** START **

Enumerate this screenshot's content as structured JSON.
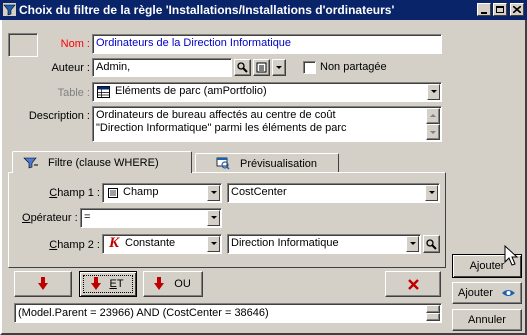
{
  "window": {
    "title": "Choix du filtre de la règle 'Installations/Installations d'ordinateurs'",
    "title_icon": "filter-window-icon",
    "controls": [
      "minimize-icon",
      "maximize-icon",
      "close-icon"
    ]
  },
  "form": {
    "name_label": "Nom :",
    "name_value": "Ordinateurs de la Direction Informatique",
    "author_label": "Auteur :",
    "author_value": "Admin,",
    "not_shared_label": "Non partagée",
    "not_shared_checked": false,
    "table_label": "Table :",
    "table_value": "Eléments de parc (amPortfolio)",
    "description_label": "Description :",
    "description_line1": "Ordinateurs de bureau affectés au centre de coût",
    "description_line2": "\"Direction Informatique\" parmi les éléments de parc"
  },
  "tabs": [
    {
      "label": "Filtre (clause WHERE)",
      "icon": "filter-icon",
      "active": true
    },
    {
      "label": "Prévisualisation",
      "icon": "preview-icon",
      "active": false
    }
  ],
  "filter": {
    "field1_label_pre": "C",
    "field1_label_post": "hamp 1 :",
    "field1_type": "Champ",
    "field1_type_icon": "field-icon",
    "field1_value": "CostCenter",
    "operator_label_pre": "O",
    "operator_label_post": "pérateur :",
    "operator_value": "=",
    "field2_label_pre": "C",
    "field2_label_post": "hamp 2 :",
    "field2_type": "Constante",
    "field2_type_icon": "constant-k-icon",
    "field2_value": "Direction Informatique",
    "and_label_pre": "E",
    "and_label_post": "T",
    "or_label": "OU",
    "clause": "(Model.Parent = 23966) AND (CostCenter = 38646)"
  },
  "buttons": {
    "add": "Ajouter",
    "add_and_label": "Ajouter",
    "cancel": "Annuler"
  },
  "colors": {
    "title_bar": "#0a246a",
    "required_label": "#ff0000",
    "disabled_text": "#808080",
    "arrow_red": "#c00000"
  }
}
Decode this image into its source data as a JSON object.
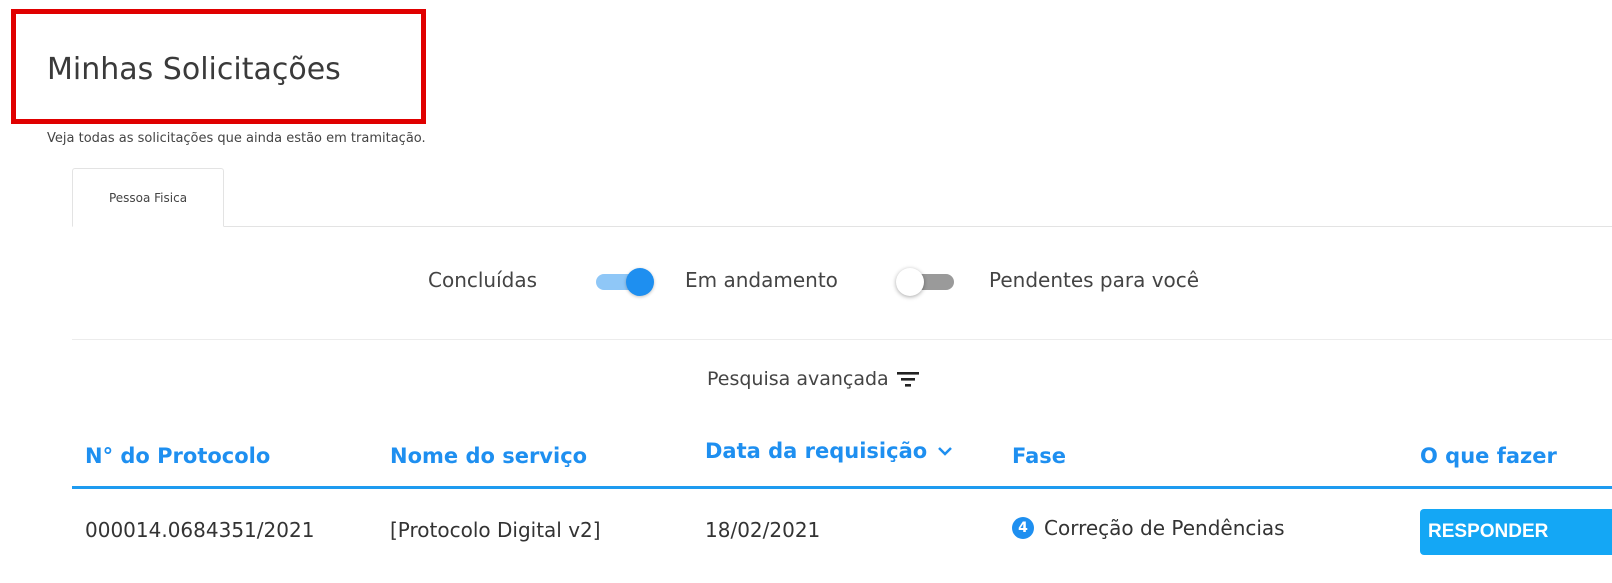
{
  "header": {
    "title": "Minhas Solicitações",
    "subtitle": "Veja todas as solicitações que ainda estão em tramitação."
  },
  "tabs": [
    {
      "label": "Pessoa Fisica",
      "active": true
    }
  ],
  "filters": {
    "concluidas": {
      "label": "Concluídas",
      "on": true
    },
    "em_andamento": {
      "label": "Em andamento",
      "on": false
    },
    "pendentes": {
      "label": "Pendentes para você"
    }
  },
  "advanced_search": {
    "label": "Pesquisa avançada",
    "icon": "filter-icon"
  },
  "table": {
    "columns": {
      "protocolo": "N° do Protocolo",
      "servico": "Nome do serviço",
      "data": "Data da requisição",
      "fase": "Fase",
      "acao": "O que fazer"
    },
    "rows": [
      {
        "protocolo": "000014.0684351/2021",
        "servico": "[Protocolo Digital v2]",
        "data": "18/02/2021",
        "fase_num": "4",
        "fase": "Correção de Pendências",
        "acao": "RESPONDER"
      }
    ]
  },
  "colors": {
    "accent": "#1e8ff0",
    "button": "#14a7f5",
    "highlight": "#e00000"
  }
}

** END **

## TASK BRIEF
Pictures in the records should not appear in your copy, but everything else must be transcribed exactly.

## EXERCISE RESULT
Enumerate this screenshot's content as structured JSON.
{
  "window": {
    "title": "Choix du filtre de la règle 'Installations/Installations d'ordinateurs'",
    "title_icon": "filter-window-icon",
    "controls": [
      "minimize-icon",
      "maximize-icon",
      "close-icon"
    ]
  },
  "form": {
    "name_label": "Nom :",
    "name_value": "Ordinateurs de la Direction Informatique",
    "author_label": "Auteur :",
    "author_value": "Admin,",
    "not_shared_label": "Non partagée",
    "not_shared_checked": false,
    "table_label": "Table :",
    "table_value": "Eléments de parc (amPortfolio)",
    "description_label": "Description :",
    "description_line1": "Ordinateurs de bureau affectés au centre de coût",
    "description_line2": "\"Direction Informatique\" parmi les éléments de parc"
  },
  "tabs": [
    {
      "label": "Filtre (clause WHERE)",
      "icon": "filter-icon",
      "active": true
    },
    {
      "label": "Prévisualisation",
      "icon": "preview-icon",
      "active": false
    }
  ],
  "filter": {
    "field1_label_pre": "C",
    "field1_label_post": "hamp 1 :",
    "field1_type": "Champ",
    "field1_type_icon": "field-icon",
    "field1_value": "CostCenter",
    "operator_label_pre": "O",
    "operator_label_post": "pérateur :",
    "operator_value": "=",
    "field2_label_pre": "C",
    "field2_label_post": "hamp 2 :",
    "field2_type": "Constante",
    "field2_type_icon": "constant-k-icon",
    "field2_value": "Direction Informatique",
    "and_label_pre": "E",
    "and_label_post": "T",
    "or_label": "OU",
    "clause": "(Model.Parent = 23966) AND (CostCenter = 38646)"
  },
  "buttons": {
    "add": "Ajouter",
    "add_and_label": "Ajouter",
    "cancel": "Annuler"
  },
  "colors": {
    "title_bar": "#0a246a",
    "required_label": "#ff0000",
    "disabled_text": "#808080",
    "arrow_red": "#c00000"
  }
}
Decode this image into its source data as a JSON object.
{
  "header": {
    "title": "Minhas Solicitações",
    "subtitle": "Veja todas as solicitações que ainda estão em tramitação."
  },
  "tabs": [
    {
      "label": "Pessoa Fisica",
      "active": true
    }
  ],
  "filters": {
    "concluidas": {
      "label": "Concluídas",
      "on": true
    },
    "em_andamento": {
      "label": "Em andamento",
      "on": false
    },
    "pendentes": {
      "label": "Pendentes para você"
    }
  },
  "advanced_search": {
    "label": "Pesquisa avançada",
    "icon": "filter-icon"
  },
  "table": {
    "columns": {
      "protocolo": "N° do Protocolo",
      "servico": "Nome do serviço",
      "data": "Data da requisição",
      "fase": "Fase",
      "acao": "O que fazer"
    },
    "rows": [
      {
        "protocolo": "000014.0684351/2021",
        "servico": "[Protocolo Digital v2]",
        "data": "18/02/2021",
        "fase_num": "4",
        "fase": "Correção de Pendências",
        "acao": "RESPONDER"
      }
    ]
  },
  "colors": {
    "accent": "#1e8ff0",
    "button": "#14a7f5",
    "highlight": "#e00000"
  }
}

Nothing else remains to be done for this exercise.